Each entry below must be repeated exactly, with pictures left out.

— Start EXERCISE INPUTS —

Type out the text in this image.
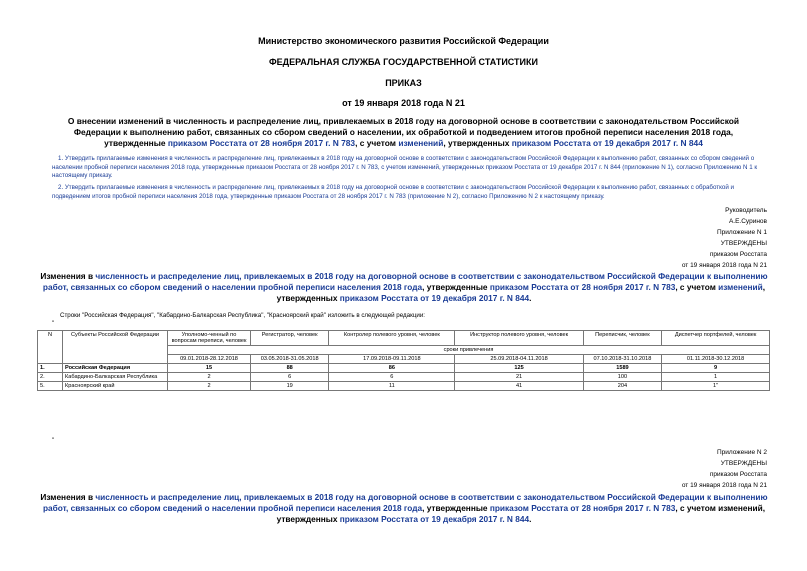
Министерство экономического развития Российской Федерации
ФЕДЕРАЛЬНАЯ СЛУЖБА ГОСУДАРСТВЕННОЙ СТАТИСТИКИ
ПРИКАЗ
от 19 января 2018 года N 21
О внесении изменений в численность и распределение лиц, привлекаемых в 2018 году на договорной основе в соответствии с законодательством Российской
Федерации к выполнению работ, связанных со сбором сведений о населении, их обработкой и подведением итогов пробной переписи населения 2018 года,
утвержденные приказом Росстата от 28 ноября 2017 г. N 783, с учетом изменений, утвержденных приказом Росстата от 19 декабря 2017 г. N 844
1. Утвердить прилагаемые изменения в численность и распределение лиц, привлекаемых в 2018 году на договорной основе в соответствии с законодательством Российской Федерации к выполнению работ, связанных со сбором сведений о населении пробной переписи населения 2018 года, утвержденные приказом Росстата от 28 ноября 2017 г. N 783, с учетом изменений, утвержденных приказом Росстата от 19 декабря 2017 г. N 844 (приложение N 1), согласно Приложению N 1 к настоящему приказу.
2. Утвердить прилагаемые изменения в численность и распределение лиц, привлекаемых в 2018 году на договорной основе в соответствии с законодательством Российской Федерации к выполнению работ, связанных с обработкой и подведением итогов пробной переписи населения 2018 года, утвержденные приказом Росстата от 28 ноября 2017 г. N 783 (приложение N 2), согласно Приложению N 2 к настоящему приказу.
Руководитель
А.Е.Суринов
Приложение N 1
УТВЕРЖДЕНЫ
приказом Росстата
от 19 января 2018 года N 21
Изменения в численность и распределение лиц, привлекаемых в 2018 году на договорной основе в соответствии с законодательством Российской Федерации к выполнению работ, связанных со сбором сведений о населении пробной переписи населения 2018 года, утвержденные приказом Росстата от 28 ноября 2017 г. N 783, с учетом изменений, утвержденных приказом Росстата от 19 декабря 2017 г. N 844.
Строки "Российская Федерация", "Кабардино-Балкарская Республика", "Красноярский край" изложить в следующей редакции:
"
N	Субъекты Российской Федерации	Уполномо-ченный по вопросам переписи, человек	Регистратор, человек	Контролер полевого уровня, человек	Инструктор полевого уровня, человек	Переписчик, человек	Диспетчер портфелей, человек
		сроки привлечения					
		09.01.2018-28.12.2018	03.05.2018-31.05.2018	17.09.2018-09.11.2018	25.09.2018-04.11.2018	07.10.2018-31.10.2018	01.11.2018-30.12.2018
1.	Российская Федерация	15	88	86	125	1589	9
2.	Кабардино-Балкарская Республика	2	6	6	21	100	1
5.	Красноярский край	2	19	11	41	204	1"
"
Приложение N 2
УТВЕРЖДЕНЫ
приказом Росстата
от 19 января 2018 года N 21
Изменения в численность и распределение лиц, привлекаемых в 2018 году на договорной основе в соответствии с законодательством Российской Федерации к выполнению работ, связанных со сбором сведений о населении пробной переписи населения 2018 года, утвержденные приказом Росстата от 28 ноября 2017 г. N 783, с учетом изменений, утвержденных приказом Росстата от 19 декабря 2017 г. N 844.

— End EXERCISE INPUTS —

SOLUTION TO THIS EXERCISE:
Type out the text in this image.
Министерство экономического развития Российской Федерации
ФЕДЕРАЛЬНАЯ СЛУЖБА ГОСУДАРСТВЕННОЙ СТАТИСТИКИ
ПРИКАЗ
от 19 января 2018 года N 21
О внесении изменений в численность и распределение лиц, привлекаемых в 2018 году на договорной основе в соответствии с законодательством Российской
Федерации к выполнению работ, связанных со сбором сведений о населении, их обработкой и подведением итогов пробной переписи населения 2018 года,
утвержденные приказом Росстата от 28 ноября 2017 г. N 783, с учетом изменений, утвержденных приказом Росстата от 19 декабря 2017 г. N 844
1. Утвердить прилагаемые изменения в численность и распределение лиц, привлекаемых в 2018 году на договорной основе в соответствии с законодательством Российской Федерации к выполнению работ, связанных со сбором сведений о населении пробной переписи населения 2018 года, утвержденные приказом Росстата от 28 ноября 2017 г. N 783, с учетом изменений, утвержденных приказом Росстата от 19 декабря 2017 г. N 844 (приложение N 1), согласно Приложению N 1 к настоящему приказу.
2. Утвердить прилагаемые изменения в численность и распределение лиц, привлекаемых в 2018 году на договорной основе в соответствии с законодательством Российской Федерации к выполнению работ, связанных с обработкой и подведением итогов пробной переписи населения 2018 года, утвержденные приказом Росстата от 28 ноября 2017 г. N 783 (приложение N 2), согласно Приложению N 2 к настоящему приказу.
Руководитель
А.Е.Суринов
Приложение N 1
УТВЕРЖДЕНЫ
приказом Росстата
от 19 января 2018 года N 21
Изменения в численность и распределение лиц, привлекаемых в 2018 году на договорной основе в соответствии с законодательством Российской Федерации к выполнению работ, связанных со сбором сведений о населении пробной переписи населения 2018 года, утвержденные приказом Росстата от 28 ноября 2017 г. N 783, с учетом изменений, утвержденных приказом Росстата от 19 декабря 2017 г. N 844.
Строки "Российская Федерация", "Кабардино-Балкарская Республика", "Красноярский край" изложить в следующей редакции:
"
N	Субъекты Российской Федерации	Уполномо-ченный по вопросам переписи, человек	Регистратор, человек	Контролер полевого уровня, человек	Инструктор полевого уровня, человек	Переписчик, человек	Диспетчер портфелей, человек
		сроки привлечения					
		09.01.2018-28.12.2018	03.05.2018-31.05.2018	17.09.2018-09.11.2018	25.09.2018-04.11.2018	07.10.2018-31.10.2018	01.11.2018-30.12.2018
1.	Российская Федерация	15	88	86	125	1589	9
2.	Кабардино-Балкарская Республика	2	6	6	21	100	1
5.	Красноярский край	2	19	11	41	204	1"
"
Приложение N 2
УТВЕРЖДЕНЫ
приказом Росстата
от 19 января 2018 года N 21
Изменения в численность и распределение лиц, привлекаемых в 2018 году на договорной основе в соответствии с законодательством Российской Федерации к выполнению работ, связанных со сбором сведений о населении пробной переписи населения 2018 года, утвержденные приказом Росстата от 28 ноября 2017 г. N 783, с учетом изменений, утвержденных приказом Росстата от 19 декабря 2017 г. N 844.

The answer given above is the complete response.